Stored records

*-*-*

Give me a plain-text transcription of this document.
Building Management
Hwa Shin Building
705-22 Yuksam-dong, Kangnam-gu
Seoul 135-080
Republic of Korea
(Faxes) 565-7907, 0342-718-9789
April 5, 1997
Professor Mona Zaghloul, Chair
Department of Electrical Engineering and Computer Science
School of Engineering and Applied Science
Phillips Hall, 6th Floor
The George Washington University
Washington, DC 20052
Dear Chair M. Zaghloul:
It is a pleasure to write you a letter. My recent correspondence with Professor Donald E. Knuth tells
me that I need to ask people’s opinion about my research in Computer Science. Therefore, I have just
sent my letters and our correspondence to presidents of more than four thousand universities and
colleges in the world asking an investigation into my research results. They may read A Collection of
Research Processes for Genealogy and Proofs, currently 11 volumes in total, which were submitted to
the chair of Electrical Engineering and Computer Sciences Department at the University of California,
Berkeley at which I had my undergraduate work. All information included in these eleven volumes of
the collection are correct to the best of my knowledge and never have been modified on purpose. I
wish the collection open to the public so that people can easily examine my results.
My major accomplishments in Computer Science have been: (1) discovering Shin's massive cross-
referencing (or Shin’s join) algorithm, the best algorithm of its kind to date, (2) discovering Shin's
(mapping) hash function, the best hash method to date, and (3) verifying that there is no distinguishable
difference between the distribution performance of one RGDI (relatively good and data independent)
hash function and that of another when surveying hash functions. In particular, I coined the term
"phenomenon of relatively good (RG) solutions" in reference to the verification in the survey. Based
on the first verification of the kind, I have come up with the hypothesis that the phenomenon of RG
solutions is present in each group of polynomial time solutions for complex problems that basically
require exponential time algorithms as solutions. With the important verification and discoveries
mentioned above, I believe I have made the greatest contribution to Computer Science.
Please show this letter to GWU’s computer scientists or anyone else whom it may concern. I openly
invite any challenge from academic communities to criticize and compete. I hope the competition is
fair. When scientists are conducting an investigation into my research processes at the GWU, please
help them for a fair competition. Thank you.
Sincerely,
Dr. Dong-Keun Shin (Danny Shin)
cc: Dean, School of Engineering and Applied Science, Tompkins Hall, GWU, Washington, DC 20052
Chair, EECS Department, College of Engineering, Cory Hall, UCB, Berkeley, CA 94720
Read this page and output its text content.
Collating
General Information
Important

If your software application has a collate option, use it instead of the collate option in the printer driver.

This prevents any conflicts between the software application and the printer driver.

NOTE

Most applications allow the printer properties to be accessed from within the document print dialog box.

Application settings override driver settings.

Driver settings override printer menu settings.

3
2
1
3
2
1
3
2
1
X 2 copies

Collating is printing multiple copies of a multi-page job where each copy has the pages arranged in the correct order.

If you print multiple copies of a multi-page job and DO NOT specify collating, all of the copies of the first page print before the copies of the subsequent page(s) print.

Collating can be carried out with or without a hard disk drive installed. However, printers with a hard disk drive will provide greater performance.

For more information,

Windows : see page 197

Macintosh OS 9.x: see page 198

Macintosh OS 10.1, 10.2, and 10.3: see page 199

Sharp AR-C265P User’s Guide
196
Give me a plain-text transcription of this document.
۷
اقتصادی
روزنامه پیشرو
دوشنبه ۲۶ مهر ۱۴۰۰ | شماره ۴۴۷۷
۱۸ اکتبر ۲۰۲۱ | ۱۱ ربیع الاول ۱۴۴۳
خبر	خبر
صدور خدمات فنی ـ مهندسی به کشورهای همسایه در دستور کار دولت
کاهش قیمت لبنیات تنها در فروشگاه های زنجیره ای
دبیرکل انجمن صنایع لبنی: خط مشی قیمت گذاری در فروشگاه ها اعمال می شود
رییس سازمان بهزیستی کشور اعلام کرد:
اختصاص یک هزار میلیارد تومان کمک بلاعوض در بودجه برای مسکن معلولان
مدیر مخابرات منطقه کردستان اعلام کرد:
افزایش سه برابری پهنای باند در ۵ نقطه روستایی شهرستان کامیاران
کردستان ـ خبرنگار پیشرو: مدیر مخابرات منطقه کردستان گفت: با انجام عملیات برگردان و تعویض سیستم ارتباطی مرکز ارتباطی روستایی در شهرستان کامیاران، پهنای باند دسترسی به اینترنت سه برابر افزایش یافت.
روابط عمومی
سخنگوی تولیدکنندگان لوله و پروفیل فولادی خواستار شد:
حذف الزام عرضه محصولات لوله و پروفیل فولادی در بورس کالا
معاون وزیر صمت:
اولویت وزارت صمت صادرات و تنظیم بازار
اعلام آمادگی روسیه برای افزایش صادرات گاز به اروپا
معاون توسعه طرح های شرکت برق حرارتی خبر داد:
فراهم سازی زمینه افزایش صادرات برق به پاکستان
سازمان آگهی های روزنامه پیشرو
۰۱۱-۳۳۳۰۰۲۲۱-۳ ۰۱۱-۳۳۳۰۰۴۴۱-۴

*-*-*

## WRITTEN REQUEST:
Look through the entries above. Extract each line with the word "relatively".

## RESPONSE TO THIS TASK:
difference between the distribution performance of one RGDI (relatively good and data independent)
"phenomenon of relatively good (RG) solutions" in reference to the verification in the survey. Based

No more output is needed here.